Data in this exercise>
────────────────────────────────────────

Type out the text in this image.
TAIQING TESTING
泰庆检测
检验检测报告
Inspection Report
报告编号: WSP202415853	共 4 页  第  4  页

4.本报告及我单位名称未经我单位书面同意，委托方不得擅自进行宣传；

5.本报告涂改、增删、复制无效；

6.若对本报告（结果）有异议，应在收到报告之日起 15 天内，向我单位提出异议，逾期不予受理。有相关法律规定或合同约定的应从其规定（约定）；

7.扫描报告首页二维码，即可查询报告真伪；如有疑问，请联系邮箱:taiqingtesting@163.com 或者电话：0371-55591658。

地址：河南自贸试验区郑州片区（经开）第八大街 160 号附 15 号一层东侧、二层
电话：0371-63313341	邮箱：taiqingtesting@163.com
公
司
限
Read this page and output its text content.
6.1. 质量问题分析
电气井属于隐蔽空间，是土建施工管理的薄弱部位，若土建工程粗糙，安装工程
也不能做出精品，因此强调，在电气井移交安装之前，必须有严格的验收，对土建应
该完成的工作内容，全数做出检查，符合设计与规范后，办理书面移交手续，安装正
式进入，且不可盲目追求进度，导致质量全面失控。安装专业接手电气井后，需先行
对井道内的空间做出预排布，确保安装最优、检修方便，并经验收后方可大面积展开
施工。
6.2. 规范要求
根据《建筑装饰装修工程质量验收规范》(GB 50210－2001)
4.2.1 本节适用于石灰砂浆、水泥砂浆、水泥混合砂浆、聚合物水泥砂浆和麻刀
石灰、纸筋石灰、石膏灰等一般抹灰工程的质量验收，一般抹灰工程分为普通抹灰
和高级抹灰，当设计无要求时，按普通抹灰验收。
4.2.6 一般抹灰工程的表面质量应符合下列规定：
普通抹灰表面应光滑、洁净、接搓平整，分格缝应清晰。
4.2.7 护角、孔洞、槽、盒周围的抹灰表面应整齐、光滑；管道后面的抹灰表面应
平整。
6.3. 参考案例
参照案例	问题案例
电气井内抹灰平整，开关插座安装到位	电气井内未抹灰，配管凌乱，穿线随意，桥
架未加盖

────────────────────────────────────────

Short task> Find the word "text" in the material, then list each line that holds it.

Task answer>
Type out the text in this image.
Read this page and output its text content.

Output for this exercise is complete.